• **WHAT IS EXPECTED**: Every entry must be duplicated precisely as written.

* Begin DATA ENTRIES *

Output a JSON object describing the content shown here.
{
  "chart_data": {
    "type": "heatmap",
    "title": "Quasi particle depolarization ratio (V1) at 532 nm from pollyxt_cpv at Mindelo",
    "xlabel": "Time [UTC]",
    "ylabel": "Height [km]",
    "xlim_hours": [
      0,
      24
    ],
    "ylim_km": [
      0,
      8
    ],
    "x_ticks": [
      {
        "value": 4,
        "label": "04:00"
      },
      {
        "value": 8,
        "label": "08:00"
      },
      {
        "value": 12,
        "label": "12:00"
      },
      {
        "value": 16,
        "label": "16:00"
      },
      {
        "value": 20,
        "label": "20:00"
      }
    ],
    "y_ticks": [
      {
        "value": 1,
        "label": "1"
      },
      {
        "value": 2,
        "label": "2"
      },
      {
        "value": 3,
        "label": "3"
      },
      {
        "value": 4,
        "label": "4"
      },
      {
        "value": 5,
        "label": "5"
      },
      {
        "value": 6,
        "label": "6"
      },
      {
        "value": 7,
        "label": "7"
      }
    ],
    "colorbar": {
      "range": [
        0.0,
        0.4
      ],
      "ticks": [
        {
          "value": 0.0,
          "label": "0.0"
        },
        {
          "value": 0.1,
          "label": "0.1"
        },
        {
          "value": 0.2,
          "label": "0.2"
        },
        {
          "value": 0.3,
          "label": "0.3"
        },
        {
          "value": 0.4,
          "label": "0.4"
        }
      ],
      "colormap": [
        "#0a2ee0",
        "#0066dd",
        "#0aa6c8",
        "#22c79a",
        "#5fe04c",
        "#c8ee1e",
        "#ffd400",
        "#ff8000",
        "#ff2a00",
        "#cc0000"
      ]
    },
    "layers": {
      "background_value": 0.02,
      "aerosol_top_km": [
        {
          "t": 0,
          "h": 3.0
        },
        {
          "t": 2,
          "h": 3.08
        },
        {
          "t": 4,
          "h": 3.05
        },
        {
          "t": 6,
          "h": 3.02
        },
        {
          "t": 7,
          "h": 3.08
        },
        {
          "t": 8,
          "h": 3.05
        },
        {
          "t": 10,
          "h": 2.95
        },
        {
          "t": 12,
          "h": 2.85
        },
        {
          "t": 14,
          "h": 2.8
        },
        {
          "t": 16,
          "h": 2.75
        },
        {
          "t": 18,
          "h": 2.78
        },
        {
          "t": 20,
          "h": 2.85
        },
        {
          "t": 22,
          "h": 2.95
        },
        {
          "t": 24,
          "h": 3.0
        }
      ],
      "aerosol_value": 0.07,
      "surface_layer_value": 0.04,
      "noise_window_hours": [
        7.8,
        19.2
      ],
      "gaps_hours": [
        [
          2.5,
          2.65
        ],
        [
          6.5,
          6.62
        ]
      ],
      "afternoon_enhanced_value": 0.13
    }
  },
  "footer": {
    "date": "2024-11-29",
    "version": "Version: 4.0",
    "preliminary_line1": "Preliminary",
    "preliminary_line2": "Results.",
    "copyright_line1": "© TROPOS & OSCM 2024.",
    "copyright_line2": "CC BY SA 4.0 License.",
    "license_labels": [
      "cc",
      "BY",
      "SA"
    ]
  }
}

* End DATA ENTRIES *

• **WORKED SOLUTION**:
Output a JSON object describing the content shown here.
{
  "chart_data": {
    "type": "heatmap",
    "title": "Quasi particle depolarization ratio (V1) at 532 nm from pollyxt_cpv at Mindelo",
    "xlabel": "Time [UTC]",
    "ylabel": "Height [km]",
    "xlim_hours": [
      0,
      24
    ],
    "ylim_km": [
      0,
      8
    ],
    "x_ticks": [
      {
        "value": 4,
        "label": "04:00"
      },
      {
        "value": 8,
        "label": "08:00"
      },
      {
        "value": 12,
        "label": "12:00"
      },
      {
        "value": 16,
        "label": "16:00"
      },
      {
        "value": 20,
        "label": "20:00"
      }
    ],
    "y_ticks": [
      {
        "value": 1,
        "label": "1"
      },
      {
        "value": 2,
        "label": "2"
      },
      {
        "value": 3,
        "label": "3"
      },
      {
        "value": 4,
        "label": "4"
      },
      {
        "value": 5,
        "label": "5"
      },
      {
        "value": 6,
        "label": "6"
      },
      {
        "value": 7,
        "label": "7"
      }
    ],
    "colorbar": {
      "range": [
        0.0,
        0.4
      ],
      "ticks": [
        {
          "value": 0.0,
          "label": "0.0"
        },
        {
          "value": 0.1,
          "label": "0.1"
        },
        {
          "value": 0.2,
          "label": "0.2"
        },
        {
          "value": 0.3,
          "label": "0.3"
        },
        {
          "value": 0.4,
          "label": "0.4"
        }
      ],
      "colormap": [
        "#0a2ee0",
        "#0066dd",
        "#0aa6c8",
        "#22c79a",
        "#5fe04c",
        "#c8ee1e",
        "#ffd400",
        "#ff8000",
        "#ff2a00",
        "#cc0000"
      ]
    },
    "layers": {
      "background_value": 0.02,
      "aerosol_top_km": [
        {
          "t": 0,
          "h": 3.0
        },
        {
          "t": 2,
          "h": 3.08
        },
        {
          "t": 4,
          "h": 3.05
        },
        {
          "t": 6,
          "h": 3.02
        },
        {
          "t": 7,
          "h": 3.08
        },
        {
          "t": 8,
          "h": 3.05
        },
        {
          "t": 10,
          "h": 2.95
        },
        {
          "t": 12,
          "h": 2.85
        },
        {
          "t": 14,
          "h": 2.8
        },
        {
          "t": 16,
          "h": 2.75
        },
        {
          "t": 18,
          "h": 2.78
        },
        {
          "t": 20,
          "h": 2.85
        },
        {
          "t": 22,
          "h": 2.95
        },
        {
          "t": 24,
          "h": 3.0
        }
      ],
      "aerosol_value": 0.07,
      "surface_layer_value": 0.04,
      "noise_window_hours": [
        7.8,
        19.2
      ],
      "gaps_hours": [
        [
          2.5,
          2.65
        ],
        [
          6.5,
          6.62
        ]
      ],
      "afternoon_enhanced_value": 0.13
    }
  },
  "footer": {
    "date": "2024-11-29",
    "version": "Version: 4.0",
    "preliminary_line1": "Preliminary",
    "preliminary_line2": "Results.",
    "copyright_line1": "© TROPOS & OSCM 2024.",
    "copyright_line2": "CC BY SA 4.0 License.",
    "license_labels": [
      "cc",
      "BY",
      "SA"
    ]
  }
}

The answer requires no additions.